Data listing:

_ _ _

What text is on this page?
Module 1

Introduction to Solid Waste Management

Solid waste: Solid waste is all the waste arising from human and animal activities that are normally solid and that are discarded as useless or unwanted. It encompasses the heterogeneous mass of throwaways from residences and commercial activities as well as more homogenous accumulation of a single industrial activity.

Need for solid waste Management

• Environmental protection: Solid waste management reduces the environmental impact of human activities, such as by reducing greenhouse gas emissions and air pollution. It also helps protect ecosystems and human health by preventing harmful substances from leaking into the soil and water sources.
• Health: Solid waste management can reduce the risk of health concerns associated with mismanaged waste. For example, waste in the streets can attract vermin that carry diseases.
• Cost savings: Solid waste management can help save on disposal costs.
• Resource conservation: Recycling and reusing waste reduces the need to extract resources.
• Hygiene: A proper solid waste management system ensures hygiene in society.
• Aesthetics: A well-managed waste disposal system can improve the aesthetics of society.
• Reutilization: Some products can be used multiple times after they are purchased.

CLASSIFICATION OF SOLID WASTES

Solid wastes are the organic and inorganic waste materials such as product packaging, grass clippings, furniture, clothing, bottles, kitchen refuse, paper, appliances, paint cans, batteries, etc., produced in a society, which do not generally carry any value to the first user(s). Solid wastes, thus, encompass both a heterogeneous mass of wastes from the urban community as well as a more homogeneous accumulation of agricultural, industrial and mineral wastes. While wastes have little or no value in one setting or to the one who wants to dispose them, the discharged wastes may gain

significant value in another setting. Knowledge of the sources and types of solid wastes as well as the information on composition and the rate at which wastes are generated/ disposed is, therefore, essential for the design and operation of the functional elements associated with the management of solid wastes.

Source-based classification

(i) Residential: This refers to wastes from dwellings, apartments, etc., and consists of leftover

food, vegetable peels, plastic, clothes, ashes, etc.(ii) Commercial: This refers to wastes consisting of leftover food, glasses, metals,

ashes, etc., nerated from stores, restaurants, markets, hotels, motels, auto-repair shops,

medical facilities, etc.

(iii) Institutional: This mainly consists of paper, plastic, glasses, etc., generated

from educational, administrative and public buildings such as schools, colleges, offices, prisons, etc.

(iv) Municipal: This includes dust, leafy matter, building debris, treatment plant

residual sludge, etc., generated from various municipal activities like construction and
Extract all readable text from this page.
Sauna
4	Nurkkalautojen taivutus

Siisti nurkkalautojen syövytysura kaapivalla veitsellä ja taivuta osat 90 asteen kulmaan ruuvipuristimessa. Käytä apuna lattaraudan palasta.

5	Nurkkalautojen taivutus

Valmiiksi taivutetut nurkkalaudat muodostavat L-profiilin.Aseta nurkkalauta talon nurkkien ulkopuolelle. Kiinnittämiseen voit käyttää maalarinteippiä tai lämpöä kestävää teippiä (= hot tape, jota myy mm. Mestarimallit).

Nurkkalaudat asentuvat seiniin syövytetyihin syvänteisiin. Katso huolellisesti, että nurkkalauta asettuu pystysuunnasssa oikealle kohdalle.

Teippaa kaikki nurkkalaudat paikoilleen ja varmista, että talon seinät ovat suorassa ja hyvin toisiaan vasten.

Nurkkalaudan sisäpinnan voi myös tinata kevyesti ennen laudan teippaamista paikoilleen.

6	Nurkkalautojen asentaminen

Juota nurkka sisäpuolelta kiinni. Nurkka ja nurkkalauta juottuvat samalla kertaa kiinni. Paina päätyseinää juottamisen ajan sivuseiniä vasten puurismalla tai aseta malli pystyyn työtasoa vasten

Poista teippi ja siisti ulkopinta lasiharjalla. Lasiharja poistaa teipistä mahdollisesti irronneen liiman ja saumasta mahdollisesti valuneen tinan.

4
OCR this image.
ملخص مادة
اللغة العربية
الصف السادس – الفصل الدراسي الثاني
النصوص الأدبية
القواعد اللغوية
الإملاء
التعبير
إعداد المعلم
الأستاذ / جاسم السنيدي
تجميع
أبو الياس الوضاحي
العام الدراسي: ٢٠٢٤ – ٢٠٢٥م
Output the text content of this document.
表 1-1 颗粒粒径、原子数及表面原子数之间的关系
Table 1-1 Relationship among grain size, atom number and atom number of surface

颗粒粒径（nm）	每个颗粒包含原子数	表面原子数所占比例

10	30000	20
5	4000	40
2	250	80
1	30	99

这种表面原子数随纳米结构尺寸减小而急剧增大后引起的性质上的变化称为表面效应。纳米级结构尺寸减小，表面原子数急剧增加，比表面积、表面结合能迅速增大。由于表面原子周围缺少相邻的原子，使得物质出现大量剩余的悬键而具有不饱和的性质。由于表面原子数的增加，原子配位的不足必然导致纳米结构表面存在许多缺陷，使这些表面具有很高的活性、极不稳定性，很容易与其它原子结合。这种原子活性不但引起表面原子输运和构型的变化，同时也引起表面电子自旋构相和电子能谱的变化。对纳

_ _ _

Work instructions:
Copy the records above exactly.

Exercise result:
What text is on this page?
Module 1

Introduction to Solid Waste Management

Solid waste: Solid waste is all the waste arising from human and animal activities that are normally solid and that are discarded as useless or unwanted. It encompasses the heterogeneous mass of throwaways from residences and commercial activities as well as more homogenous accumulation of a single industrial activity.

Need for solid waste Management

• Environmental protection: Solid waste management reduces the environmental impact of human activities, such as by reducing greenhouse gas emissions and air pollution. It also helps protect ecosystems and human health by preventing harmful substances from leaking into the soil and water sources.
• Health: Solid waste management can reduce the risk of health concerns associated with mismanaged waste. For example, waste in the streets can attract vermin that carry diseases.
• Cost savings: Solid waste management can help save on disposal costs.
• Resource conservation: Recycling and reusing waste reduces the need to extract resources.
• Hygiene: A proper solid waste management system ensures hygiene in society.
• Aesthetics: A well-managed waste disposal system can improve the aesthetics of society.
• Reutilization: Some products can be used multiple times after they are purchased.

CLASSIFICATION OF SOLID WASTES

Solid wastes are the organic and inorganic waste materials such as product packaging, grass clippings, furniture, clothing, bottles, kitchen refuse, paper, appliances, paint cans, batteries, etc., produced in a society, which do not generally carry any value to the first user(s). Solid wastes, thus, encompass both a heterogeneous mass of wastes from the urban community as well as a more homogeneous accumulation of agricultural, industrial and mineral wastes. While wastes have little or no value in one setting or to the one who wants to dispose them, the discharged wastes may gain

significant value in another setting. Knowledge of the sources and types of solid wastes as well as the information on composition and the rate at which wastes are generated/ disposed is, therefore, essential for the design and operation of the functional elements associated with the management of solid wastes.

Source-based classification

(i) Residential: This refers to wastes from dwellings, apartments, etc., and consists of leftover

food, vegetable peels, plastic, clothes, ashes, etc.(ii) Commercial: This refers to wastes consisting of leftover food, glasses, metals,

ashes, etc., nerated from stores, restaurants, markets, hotels, motels, auto-repair shops,

medical facilities, etc.

(iii) Institutional: This mainly consists of paper, plastic, glasses, etc., generated

from educational, administrative and public buildings such as schools, colleges, offices, prisons, etc.

(iv) Municipal: This includes dust, leafy matter, building debris, treatment plant

residual sludge, etc., generated from various municipal activities like construction and
Extract all readable text from this page.
Sauna
4	Nurkkalautojen taivutus

Siisti nurkkalautojen syövytysura kaapivalla veitsellä ja taivuta osat 90 asteen kulmaan ruuvipuristimessa. Käytä apuna lattaraudan palasta.

5	Nurkkalautojen taivutus

Valmiiksi taivutetut nurkkalaudat muodostavat L-profiilin.Aseta nurkkalauta talon nurkkien ulkopuolelle. Kiinnittämiseen voit käyttää maalarinteippiä tai lämpöä kestävää teippiä (= hot tape, jota myy mm. Mestarimallit).

Nurkkalaudat asentuvat seiniin syövytetyihin syvänteisiin. Katso huolellisesti, että nurkkalauta asettuu pystysuunnasssa oikealle kohdalle.

Teippaa kaikki nurkkalaudat paikoilleen ja varmista, että talon seinät ovat suorassa ja hyvin toisiaan vasten.

Nurkkalaudan sisäpinnan voi myös tinata kevyesti ennen laudan teippaamista paikoilleen.

6	Nurkkalautojen asentaminen

Juota nurkka sisäpuolelta kiinni. Nurkka ja nurkkalauta juottuvat samalla kertaa kiinni. Paina päätyseinää juottamisen ajan sivuseiniä vasten puurismalla tai aseta malli pystyyn työtasoa vasten

Poista teippi ja siisti ulkopinta lasiharjalla. Lasiharja poistaa teipistä mahdollisesti irronneen liiman ja saumasta mahdollisesti valuneen tinan.

4
OCR this image.
ملخص مادة
اللغة العربية
الصف السادس – الفصل الدراسي الثاني
النصوص الأدبية
القواعد اللغوية
الإملاء
التعبير
إعداد المعلم
الأستاذ / جاسم السنيدي
تجميع
أبو الياس الوضاحي
العام الدراسي: ٢٠٢٤ – ٢٠٢٥م
Output the text content of this document.
表 1-1 颗粒粒径、原子数及表面原子数之间的关系
Table 1-1 Relationship among grain size, atom number and atom number of surface

颗粒粒径（nm）	每个颗粒包含原子数	表面原子数所占比例

10	30000	20
5	4000	40
2	250	80
1	30	99

这种表面原子数随纳米结构尺寸减小而急剧增大后引起的性质上的变化称为表面效应。纳米级结构尺寸减小，表面原子数急剧增加，比表面积、表面结合能迅速增大。由于表面原子周围缺少相邻的原子，使得物质出现大量剩余的悬键而具有不饱和的性质。由于表面原子数的增加，原子配位的不足必然导致纳米结构表面存在许多缺陷，使这些表面具有很高的活性、极不稳定性，很容易与其它原子结合。这种原子活性不但引起表面原子输运和构型的变化，同时也引起表面电子自旋构相和电子能谱的变化。对纳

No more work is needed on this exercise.